-- Supplied data start --

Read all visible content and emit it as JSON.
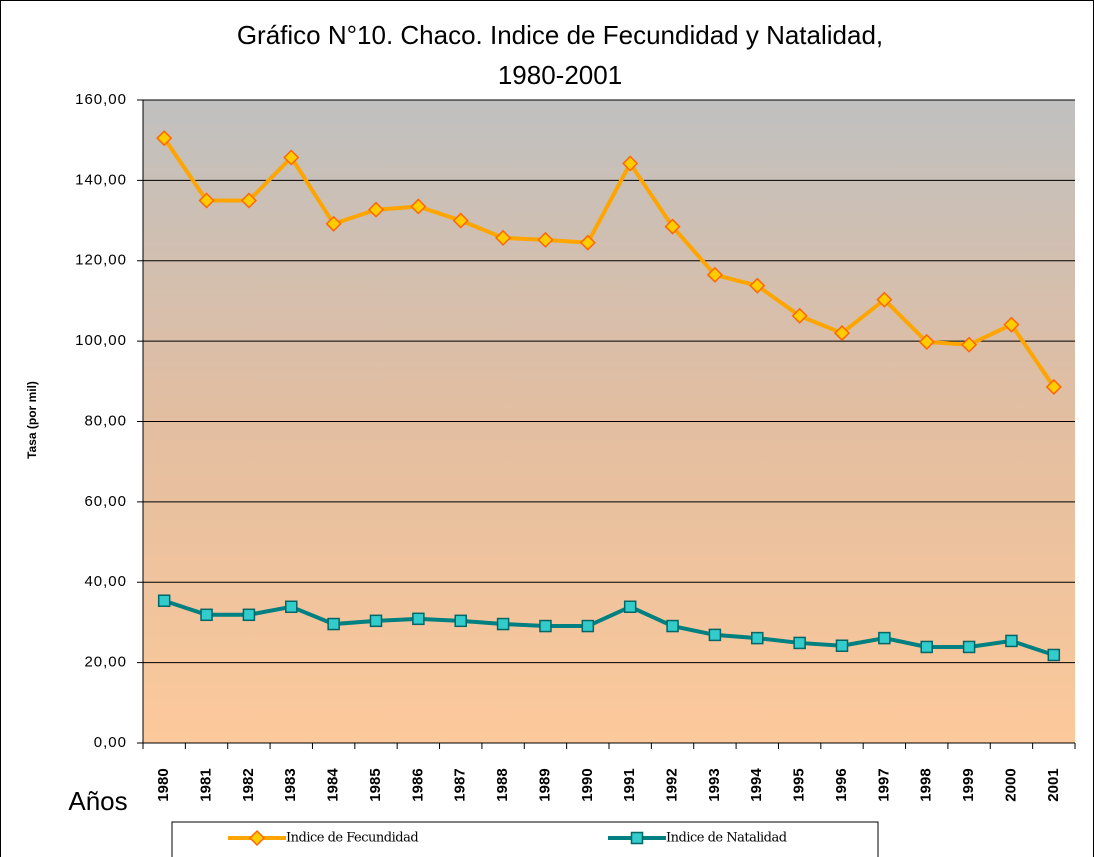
{
  "chart_data": {
    "type": "line",
    "title": [
      "Gráfico N°10. Chaco. Indice de Fecundidad y Natalidad,",
      "1980-2001"
    ],
    "y_label": "Tasa (por mil)",
    "x_label": "Años",
    "categories": [
      "1980",
      "1981",
      "1982",
      "1983",
      "1984",
      "1985",
      "1986",
      "1987",
      "1988",
      "1989",
      "1990",
      "1991",
      "1992",
      "1993",
      "1994",
      "1995",
      "1996",
      "1997",
      "1998",
      "1999",
      "2000",
      "2001"
    ],
    "series": [
      {
        "name": "Indice de Fecundidad",
        "color": "#ffa500",
        "marker": "diamond",
        "values": [
          150.5,
          135,
          135,
          145.7,
          129.2,
          132.7,
          133.5,
          130,
          125.7,
          125.2,
          124.5,
          144.2,
          128.5,
          116.5,
          113.8,
          106.3,
          102,
          110.3,
          99.8,
          99.1,
          104.1,
          88.6
        ]
      },
      {
        "name": "Indice de Natalidad",
        "color": "#008080",
        "marker": "square",
        "values": [
          35.4,
          31.9,
          31.9,
          33.9,
          29.6,
          30.4,
          30.9,
          30.4,
          29.6,
          29.1,
          29.1,
          33.9,
          29.1,
          26.9,
          26.1,
          24.9,
          24.2,
          26.1,
          23.9,
          23.9,
          25.4,
          21.9
        ]
      }
    ],
    "ylim": [
      0,
      160
    ],
    "yticks": [
      {
        "value": 0,
        "label": "0,00"
      },
      {
        "value": 20,
        "label": "20,00"
      },
      {
        "value": 40,
        "label": "40,00"
      },
      {
        "value": 60,
        "label": "60,00"
      },
      {
        "value": 80,
        "label": "80,00"
      },
      {
        "value": 100,
        "label": "100,00"
      },
      {
        "value": 120,
        "label": "120,00"
      },
      {
        "value": 140,
        "label": "140,00"
      },
      {
        "value": 160,
        "label": "160,00"
      }
    ],
    "grid": true
  }
}
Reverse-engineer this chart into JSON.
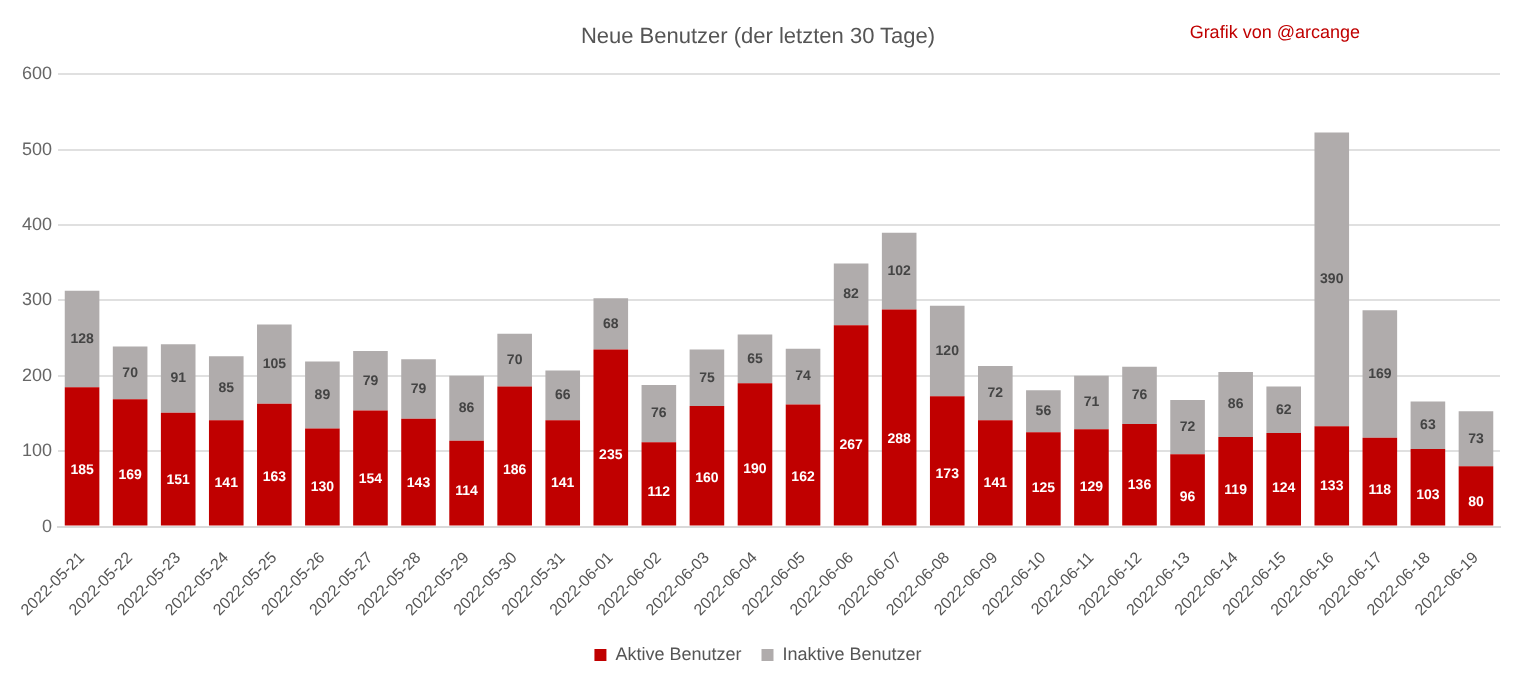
{
  "chart_data": {
    "type": "bar",
    "title": "Neue Benutzer (der letzten 30 Tage)",
    "annotations": [
      "Grafik von @arcange"
    ],
    "categories": [
      "2022-05-21",
      "2022-05-22",
      "2022-05-23",
      "2022-05-24",
      "2022-05-25",
      "2022-05-26",
      "2022-05-27",
      "2022-05-28",
      "2022-05-29",
      "2022-05-30",
      "2022-05-31",
      "2022-06-01",
      "2022-06-02",
      "2022-06-03",
      "2022-06-04",
      "2022-06-05",
      "2022-06-06",
      "2022-06-07",
      "2022-06-08",
      "2022-06-09",
      "2022-06-10",
      "2022-06-11",
      "2022-06-12",
      "2022-06-13",
      "2022-06-14",
      "2022-06-15",
      "2022-06-16",
      "2022-06-17",
      "2022-06-18",
      "2022-06-19"
    ],
    "series": [
      {
        "name": "Aktive Benutzer",
        "color": "#c00000",
        "values": [
          185,
          169,
          151,
          141,
          163,
          130,
          154,
          143,
          114,
          186,
          141,
          235,
          112,
          160,
          190,
          162,
          267,
          288,
          173,
          141,
          125,
          129,
          136,
          96,
          119,
          124,
          133,
          118,
          103,
          80
        ]
      },
      {
        "name": "Inaktive Benutzer",
        "color": "#b0acac",
        "values": [
          128,
          70,
          91,
          85,
          105,
          89,
          79,
          79,
          86,
          70,
          66,
          68,
          76,
          75,
          65,
          74,
          82,
          102,
          120,
          72,
          56,
          71,
          76,
          72,
          86,
          62,
          390,
          169,
          63,
          73
        ]
      }
    ],
    "stacked": true,
    "ylim": [
      0,
      600
    ],
    "yticks": [
      0,
      100,
      200,
      300,
      400,
      500,
      600
    ],
    "grid": "y",
    "legend": "bottom",
    "data_labels": true
  }
}
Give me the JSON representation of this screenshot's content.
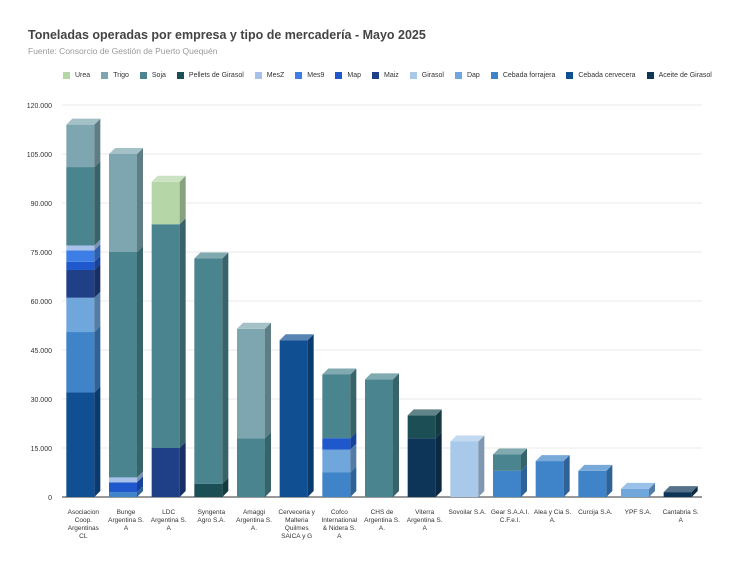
{
  "header": {
    "title": "Toneladas operadas por empresa y tipo de mercadería - Mayo 2025",
    "subtitle": "Fuente: Consorcio de Gestión de Puerto Quequén"
  },
  "chart_data": {
    "type": "bar",
    "stacked": true,
    "title": "Toneladas operadas por empresa y tipo de mercadería - Mayo 2025",
    "subtitle": "Fuente: Consorcio de Gestión de Puerto Quequén",
    "xlabel": "",
    "ylabel": "",
    "ylim": [
      0,
      120000
    ],
    "yticks": [
      0,
      15000,
      30000,
      45000,
      60000,
      75000,
      90000,
      105000,
      120000
    ],
    "ytick_labels": [
      "0",
      "15.000",
      "30.000",
      "45.000",
      "60.000",
      "75.000",
      "90.000",
      "105.000",
      "120.000"
    ],
    "grid": true,
    "legend_position": "top",
    "categories": [
      "Asociacion Coop. Argentinas CL",
      "Bunge Argentina S. A",
      "LDC Argentina S. A",
      "Syngenta Agro S.A.",
      "Amaggi Argentina S. A.",
      "Cerveceria y Malteria Quilmes SAICA y G",
      "Cofco International & Nidera S. A",
      "CHS de Argentina S. A.",
      "Viterra Argentina S. A",
      "Sovoilar S.A.",
      "Gear S.A.A.I. C.F.e.I.",
      "Alea y Cia S. A.",
      "Curcija S.A.",
      "YPF S.A.",
      "Cantabria S. A"
    ],
    "category_lines": [
      [
        "Asociacion",
        "Coop.",
        "Argentinas",
        "CL"
      ],
      [
        "Bunge",
        "Argentina S.",
        "A"
      ],
      [
        "LDC",
        "Argentina S.",
        "A"
      ],
      [
        "Syngenta",
        "Agro S.A."
      ],
      [
        "Amaggi",
        "Argentina S.",
        "A."
      ],
      [
        "Cerveceria y",
        "Malteria",
        "Quilmes",
        "SAICA y G"
      ],
      [
        "Cofco",
        "International",
        "& Nidera S.",
        "A"
      ],
      [
        "CHS de",
        "Argentina S.",
        "A."
      ],
      [
        "Viterra",
        "Argentina S.",
        "A"
      ],
      [
        "Sovoilar S.A."
      ],
      [
        "Gear S.A.A.I.",
        "C.F.e.I."
      ],
      [
        "Alea y Cia S.",
        "A."
      ],
      [
        "Curcija S.A."
      ],
      [
        "YPF S.A."
      ],
      [
        "Cantabria S.",
        "A"
      ]
    ],
    "series": [
      {
        "name": "Aceite de Girasol",
        "color": "#0d3558",
        "values": [
          0,
          0,
          0,
          0,
          0,
          0,
          0,
          0,
          18000,
          0,
          0,
          0,
          0,
          0,
          1500
        ]
      },
      {
        "name": "Cebada cervecera",
        "color": "#0f4f92",
        "values": [
          32000,
          0,
          0,
          0,
          0,
          48000,
          0,
          0,
          0,
          0,
          0,
          0,
          0,
          0,
          0
        ]
      },
      {
        "name": "Cebada forrajera",
        "color": "#3f84c9",
        "values": [
          18500,
          1500,
          0,
          0,
          0,
          0,
          7500,
          0,
          0,
          0,
          8000,
          11000,
          8000,
          0,
          0
        ]
      },
      {
        "name": "Dap",
        "color": "#6fa6dc",
        "values": [
          10500,
          0,
          0,
          0,
          0,
          0,
          7000,
          0,
          0,
          0,
          0,
          0,
          0,
          2500,
          0
        ]
      },
      {
        "name": "Girasol",
        "color": "#a9c9ea",
        "values": [
          0,
          0,
          0,
          0,
          0,
          0,
          0,
          0,
          0,
          17000,
          0,
          0,
          0,
          0,
          0
        ]
      },
      {
        "name": "Maiz",
        "color": "#1f3f87",
        "values": [
          8500,
          0,
          15000,
          0,
          0,
          0,
          0,
          0,
          0,
          0,
          0,
          0,
          0,
          0,
          0
        ]
      },
      {
        "name": "Map",
        "color": "#1f58cc",
        "values": [
          2500,
          3000,
          0,
          0,
          0,
          0,
          3500,
          0,
          0,
          0,
          0,
          0,
          0,
          0,
          0
        ]
      },
      {
        "name": "Mes9",
        "color": "#3d7ee6",
        "values": [
          3500,
          0,
          0,
          0,
          0,
          0,
          0,
          0,
          0,
          0,
          0,
          0,
          0,
          0,
          0
        ]
      },
      {
        "name": "MesZ",
        "color": "#a7c1ea",
        "values": [
          1500,
          1500,
          0,
          0,
          0,
          0,
          0,
          0,
          0,
          0,
          0,
          0,
          0,
          0,
          0
        ]
      },
      {
        "name": "Pellets de Girasol",
        "color": "#1c4f55",
        "values": [
          0,
          0,
          0,
          4000,
          0,
          0,
          0,
          0,
          7000,
          0,
          0,
          0,
          0,
          0,
          0
        ]
      },
      {
        "name": "Soja",
        "color": "#4a848e",
        "values": [
          24000,
          69000,
          68500,
          69000,
          18000,
          0,
          19500,
          36000,
          0,
          0,
          5000,
          0,
          0,
          0,
          0
        ]
      },
      {
        "name": "Trigo",
        "color": "#7ea6b1",
        "values": [
          13000,
          30000,
          0,
          0,
          33500,
          0,
          0,
          0,
          0,
          0,
          0,
          0,
          0,
          0,
          0
        ]
      },
      {
        "name": "Urea",
        "color": "#b5d7a8",
        "values": [
          0,
          0,
          13000,
          0,
          0,
          0,
          0,
          0,
          0,
          0,
          0,
          0,
          0,
          0,
          0
        ]
      }
    ],
    "legend_order": [
      "Urea",
      "Trigo",
      "Soja",
      "Pellets de Girasol",
      "MesZ",
      "Mes9",
      "Map",
      "Maiz",
      "Girasol",
      "Dap",
      "Cebada forrajera",
      "Cebada cervecera",
      "Aceite de Girasol"
    ]
  }
}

-- Supplied data end --

Go through the records above and copy every line with the word "Malteria".

Exercise solution.
      "Cerveceria y Malteria Quilmes SAICA y G",
        "Malteria",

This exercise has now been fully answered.